Goal of the exercise
In the entries below, find every line holding the string "Штатное" and collect it.

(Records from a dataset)
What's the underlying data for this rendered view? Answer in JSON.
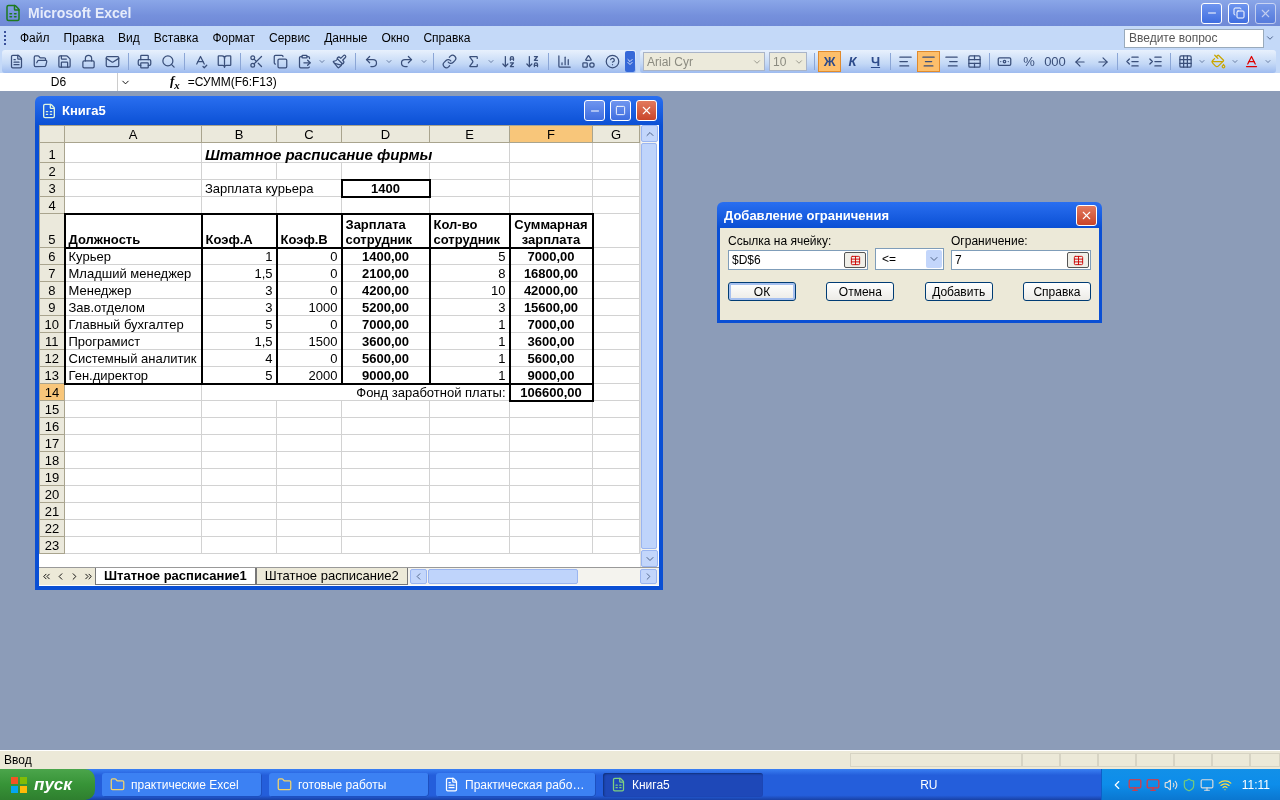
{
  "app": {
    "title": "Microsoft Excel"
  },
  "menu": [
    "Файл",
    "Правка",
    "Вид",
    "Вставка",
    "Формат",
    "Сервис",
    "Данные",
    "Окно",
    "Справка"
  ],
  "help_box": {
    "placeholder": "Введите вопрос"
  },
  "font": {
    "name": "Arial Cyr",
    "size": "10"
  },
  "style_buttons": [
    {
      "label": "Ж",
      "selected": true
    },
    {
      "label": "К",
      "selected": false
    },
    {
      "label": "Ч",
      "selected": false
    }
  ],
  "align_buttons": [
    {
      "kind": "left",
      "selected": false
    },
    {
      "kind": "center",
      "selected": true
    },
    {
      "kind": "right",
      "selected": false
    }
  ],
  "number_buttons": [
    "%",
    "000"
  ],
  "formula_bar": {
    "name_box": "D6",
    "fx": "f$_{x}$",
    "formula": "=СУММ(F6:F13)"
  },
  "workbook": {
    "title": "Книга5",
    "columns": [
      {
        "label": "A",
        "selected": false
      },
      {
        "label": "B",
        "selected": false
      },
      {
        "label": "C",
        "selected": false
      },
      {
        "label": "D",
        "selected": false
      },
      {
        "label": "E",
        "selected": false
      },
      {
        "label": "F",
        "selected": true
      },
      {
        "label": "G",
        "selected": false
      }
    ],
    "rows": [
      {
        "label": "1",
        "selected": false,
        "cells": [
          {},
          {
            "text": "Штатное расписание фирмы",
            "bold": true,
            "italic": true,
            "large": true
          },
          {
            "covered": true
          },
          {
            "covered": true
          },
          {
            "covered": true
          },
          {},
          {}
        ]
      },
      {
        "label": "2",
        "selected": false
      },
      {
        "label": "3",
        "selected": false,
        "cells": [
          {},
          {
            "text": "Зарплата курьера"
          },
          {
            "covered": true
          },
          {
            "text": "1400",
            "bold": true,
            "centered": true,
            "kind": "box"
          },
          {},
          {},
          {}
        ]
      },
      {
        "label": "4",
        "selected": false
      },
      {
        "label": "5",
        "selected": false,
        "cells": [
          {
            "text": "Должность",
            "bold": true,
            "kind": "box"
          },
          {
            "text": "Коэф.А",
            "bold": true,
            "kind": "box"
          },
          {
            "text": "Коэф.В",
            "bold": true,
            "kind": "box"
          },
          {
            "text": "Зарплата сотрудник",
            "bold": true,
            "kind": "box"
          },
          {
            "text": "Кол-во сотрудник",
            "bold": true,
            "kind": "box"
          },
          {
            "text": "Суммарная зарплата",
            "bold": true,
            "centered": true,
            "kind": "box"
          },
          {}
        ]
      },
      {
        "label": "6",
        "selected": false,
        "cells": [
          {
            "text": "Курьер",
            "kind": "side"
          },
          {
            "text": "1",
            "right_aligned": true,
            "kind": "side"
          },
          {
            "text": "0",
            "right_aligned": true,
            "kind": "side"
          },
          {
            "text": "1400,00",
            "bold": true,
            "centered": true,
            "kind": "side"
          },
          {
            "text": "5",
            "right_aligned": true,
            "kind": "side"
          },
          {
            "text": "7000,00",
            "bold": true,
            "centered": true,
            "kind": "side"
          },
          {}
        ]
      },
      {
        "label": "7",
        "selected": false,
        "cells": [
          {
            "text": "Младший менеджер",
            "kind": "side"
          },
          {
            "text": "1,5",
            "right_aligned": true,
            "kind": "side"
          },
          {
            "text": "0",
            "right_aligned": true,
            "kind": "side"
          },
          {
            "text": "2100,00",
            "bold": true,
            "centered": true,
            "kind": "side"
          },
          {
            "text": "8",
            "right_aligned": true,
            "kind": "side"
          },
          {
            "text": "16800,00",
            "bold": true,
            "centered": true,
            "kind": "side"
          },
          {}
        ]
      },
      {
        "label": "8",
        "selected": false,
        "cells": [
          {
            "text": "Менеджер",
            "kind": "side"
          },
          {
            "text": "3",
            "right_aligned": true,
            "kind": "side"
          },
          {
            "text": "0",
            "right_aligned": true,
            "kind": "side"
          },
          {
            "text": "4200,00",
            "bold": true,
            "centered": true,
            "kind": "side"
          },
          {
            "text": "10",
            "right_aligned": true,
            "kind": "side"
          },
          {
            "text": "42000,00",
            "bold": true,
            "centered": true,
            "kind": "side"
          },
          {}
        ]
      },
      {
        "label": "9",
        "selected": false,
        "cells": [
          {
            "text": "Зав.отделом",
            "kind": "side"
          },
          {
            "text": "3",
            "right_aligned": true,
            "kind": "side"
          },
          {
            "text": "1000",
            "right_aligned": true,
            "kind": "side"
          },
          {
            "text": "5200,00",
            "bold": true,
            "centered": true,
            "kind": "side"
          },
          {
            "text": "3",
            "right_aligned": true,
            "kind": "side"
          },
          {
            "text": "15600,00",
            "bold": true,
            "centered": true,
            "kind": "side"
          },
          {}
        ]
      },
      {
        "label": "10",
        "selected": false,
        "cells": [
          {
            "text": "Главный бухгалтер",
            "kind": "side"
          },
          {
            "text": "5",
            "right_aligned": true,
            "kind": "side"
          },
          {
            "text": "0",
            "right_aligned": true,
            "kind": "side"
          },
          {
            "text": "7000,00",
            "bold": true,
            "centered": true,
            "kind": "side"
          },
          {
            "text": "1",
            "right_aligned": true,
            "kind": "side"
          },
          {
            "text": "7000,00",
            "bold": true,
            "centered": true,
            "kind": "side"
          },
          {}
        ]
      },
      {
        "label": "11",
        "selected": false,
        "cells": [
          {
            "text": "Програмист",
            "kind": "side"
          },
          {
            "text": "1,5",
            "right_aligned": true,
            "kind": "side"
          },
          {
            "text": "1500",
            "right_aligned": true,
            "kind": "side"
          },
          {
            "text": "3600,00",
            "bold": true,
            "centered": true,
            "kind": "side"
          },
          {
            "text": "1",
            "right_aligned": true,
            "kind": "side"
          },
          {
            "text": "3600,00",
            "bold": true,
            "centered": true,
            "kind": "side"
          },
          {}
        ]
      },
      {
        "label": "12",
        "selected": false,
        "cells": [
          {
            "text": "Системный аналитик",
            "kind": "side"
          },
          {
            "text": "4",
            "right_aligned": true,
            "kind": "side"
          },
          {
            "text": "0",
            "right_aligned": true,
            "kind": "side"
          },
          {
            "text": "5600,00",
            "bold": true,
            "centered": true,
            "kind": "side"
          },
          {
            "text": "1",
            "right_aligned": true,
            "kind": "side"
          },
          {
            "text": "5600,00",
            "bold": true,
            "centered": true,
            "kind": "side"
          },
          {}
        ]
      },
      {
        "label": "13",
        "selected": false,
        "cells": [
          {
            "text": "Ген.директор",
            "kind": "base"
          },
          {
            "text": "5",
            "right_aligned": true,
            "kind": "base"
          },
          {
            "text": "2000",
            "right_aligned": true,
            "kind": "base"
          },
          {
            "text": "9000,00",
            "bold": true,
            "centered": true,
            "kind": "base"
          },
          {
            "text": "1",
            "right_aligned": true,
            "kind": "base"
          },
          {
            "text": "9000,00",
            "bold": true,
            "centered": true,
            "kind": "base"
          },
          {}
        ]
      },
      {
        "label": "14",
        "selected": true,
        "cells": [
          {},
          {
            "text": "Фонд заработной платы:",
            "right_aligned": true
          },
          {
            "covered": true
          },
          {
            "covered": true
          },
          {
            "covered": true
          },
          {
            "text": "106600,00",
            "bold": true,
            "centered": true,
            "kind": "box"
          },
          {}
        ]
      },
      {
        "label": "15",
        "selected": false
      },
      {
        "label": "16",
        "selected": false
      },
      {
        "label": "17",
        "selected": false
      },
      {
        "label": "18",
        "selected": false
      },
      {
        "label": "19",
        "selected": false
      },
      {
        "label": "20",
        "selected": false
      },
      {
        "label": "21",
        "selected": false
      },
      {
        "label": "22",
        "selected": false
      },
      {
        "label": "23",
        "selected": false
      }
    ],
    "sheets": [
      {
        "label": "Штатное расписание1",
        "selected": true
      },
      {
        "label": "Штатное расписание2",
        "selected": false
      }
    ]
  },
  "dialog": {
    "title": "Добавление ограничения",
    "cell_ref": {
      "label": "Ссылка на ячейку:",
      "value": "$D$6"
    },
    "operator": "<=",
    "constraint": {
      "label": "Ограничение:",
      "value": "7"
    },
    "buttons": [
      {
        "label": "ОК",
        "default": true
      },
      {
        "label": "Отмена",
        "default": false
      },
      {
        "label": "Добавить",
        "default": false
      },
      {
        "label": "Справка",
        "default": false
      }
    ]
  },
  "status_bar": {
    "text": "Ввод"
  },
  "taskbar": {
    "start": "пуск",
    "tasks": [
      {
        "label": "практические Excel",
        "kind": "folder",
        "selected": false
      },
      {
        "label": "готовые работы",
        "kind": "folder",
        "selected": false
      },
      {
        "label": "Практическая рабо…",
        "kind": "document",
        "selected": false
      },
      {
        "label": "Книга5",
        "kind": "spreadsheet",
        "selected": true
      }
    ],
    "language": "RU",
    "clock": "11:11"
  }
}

Task answer
            "text": "Штатное расписание фирмы",
        "label": "Штатное расписание1",
        "label": "Штатное расписание2",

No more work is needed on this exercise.